(GESTELLTE AUFGABE 1): In welcher Farbgebung ist das Artwork laut dem Lesetext gehalten?
(GESTELLTE AUFGABE 2): Gib den Abschnitt des Lesetexts von „Erscheinungsbild“ bis einschließlich „in finsteren Grüften.“ buchstabengetreu aus.

(LESETEXT):
<<<<

Dadurch ergeben sich natürlich schnell interessante Konstellationen in der Gruppe, die sich anfangs ja erst einmal zurechtfinden muss. Für Rollenspielneulinge kann das natürlich schnell überfordern wirken, denn irgendwie müssen sie die zufällig zusammengesetzten Begriffe irgendwie mit Leben füllen. Alternativ kann man sich natürlich auch selber anhand der Tabelle einen eigenen Hintergrund basteln.
Ansonsten ist die Charaktererschaffung unkompliziert und kommt mit wenigen Werten aus. Das Vermitteln der Spielwelt steht im Vordergrund, die Regeln und – passend zum gnadenlosen Irkalla – auch die einzelne Spielfigur nehmen angesichts der beschriebenen Hoffnungslosigkeit nur eine geringe Rolle ein, weswegen diese Gewichtung nur konsequent ist.
Erscheinungsbild
Das Artwork ist im schlichten Schwarz-Weiß gehalten, was die triste Stimmung der Spielwelt gut transportiert. Auch die dargestellten Motive geben bereits beim Durchblättern einen guten Eindruck davon, was den Spieler erwartet. Wesen aus düstersten Alträumen schreiten durch öde Landschaften und wandeln im Schatten monumentaler Bauten, untote Magier vollziehen antikosmische Riten in finsteren Grüften.

>>>>

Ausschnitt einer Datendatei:
<<<<

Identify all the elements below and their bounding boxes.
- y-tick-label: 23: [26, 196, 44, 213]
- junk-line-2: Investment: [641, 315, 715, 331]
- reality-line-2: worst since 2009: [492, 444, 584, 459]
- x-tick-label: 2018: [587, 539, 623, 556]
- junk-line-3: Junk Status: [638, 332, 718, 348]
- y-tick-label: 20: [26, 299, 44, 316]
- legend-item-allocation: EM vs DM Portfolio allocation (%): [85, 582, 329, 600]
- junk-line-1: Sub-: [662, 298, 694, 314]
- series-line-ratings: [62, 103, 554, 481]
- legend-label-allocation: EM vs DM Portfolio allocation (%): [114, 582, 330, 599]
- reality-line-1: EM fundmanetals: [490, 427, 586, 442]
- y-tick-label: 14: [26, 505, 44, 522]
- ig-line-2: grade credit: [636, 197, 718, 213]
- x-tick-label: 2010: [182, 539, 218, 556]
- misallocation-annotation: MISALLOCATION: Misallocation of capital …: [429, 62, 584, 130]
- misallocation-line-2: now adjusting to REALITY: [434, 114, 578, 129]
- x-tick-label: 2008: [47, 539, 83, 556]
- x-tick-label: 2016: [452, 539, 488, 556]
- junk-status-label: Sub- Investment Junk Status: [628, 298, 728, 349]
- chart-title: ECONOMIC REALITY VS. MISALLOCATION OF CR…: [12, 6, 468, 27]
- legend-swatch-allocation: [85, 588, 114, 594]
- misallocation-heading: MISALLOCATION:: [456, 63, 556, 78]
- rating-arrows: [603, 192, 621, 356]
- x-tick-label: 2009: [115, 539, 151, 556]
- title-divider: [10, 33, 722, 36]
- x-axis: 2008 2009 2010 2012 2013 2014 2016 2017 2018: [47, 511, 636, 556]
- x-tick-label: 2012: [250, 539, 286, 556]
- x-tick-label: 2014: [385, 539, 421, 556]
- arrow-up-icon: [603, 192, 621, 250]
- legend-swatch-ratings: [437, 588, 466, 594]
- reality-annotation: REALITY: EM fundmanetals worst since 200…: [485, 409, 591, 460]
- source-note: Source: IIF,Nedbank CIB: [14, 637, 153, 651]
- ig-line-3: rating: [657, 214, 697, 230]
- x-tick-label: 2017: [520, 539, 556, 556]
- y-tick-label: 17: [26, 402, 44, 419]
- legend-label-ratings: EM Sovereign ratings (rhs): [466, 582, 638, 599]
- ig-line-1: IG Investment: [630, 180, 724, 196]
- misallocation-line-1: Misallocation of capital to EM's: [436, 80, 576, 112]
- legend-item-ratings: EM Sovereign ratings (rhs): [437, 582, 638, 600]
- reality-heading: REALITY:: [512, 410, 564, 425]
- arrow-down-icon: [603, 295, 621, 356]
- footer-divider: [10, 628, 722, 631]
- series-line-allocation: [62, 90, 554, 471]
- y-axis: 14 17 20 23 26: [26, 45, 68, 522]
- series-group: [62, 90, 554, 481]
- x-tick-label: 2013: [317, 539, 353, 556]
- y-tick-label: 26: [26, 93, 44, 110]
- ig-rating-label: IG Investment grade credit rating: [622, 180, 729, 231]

>>>>

(SCHRIFTLICHE ANTWORT 1): Im schlichten Schwarz-Weiß.

(SCHRIFTLICHE ANTWORT 2):
Erscheinungsbild
Das Artwork ist im schlichten Schwarz-Weiß gehalten, was die triste Stimmung der Spielwelt gut transportiert. Auch die dargestellten Motive geben bereits beim Durchblättern einen guten Eindruck davon, was den Spieler erwartet. Wesen aus düstersten Alträumen schreiten durch öde Landschaften und wandeln im Schatten monumentaler Bauten, untote Magier vollziehen antikosmische Riten in finsteren Grüften.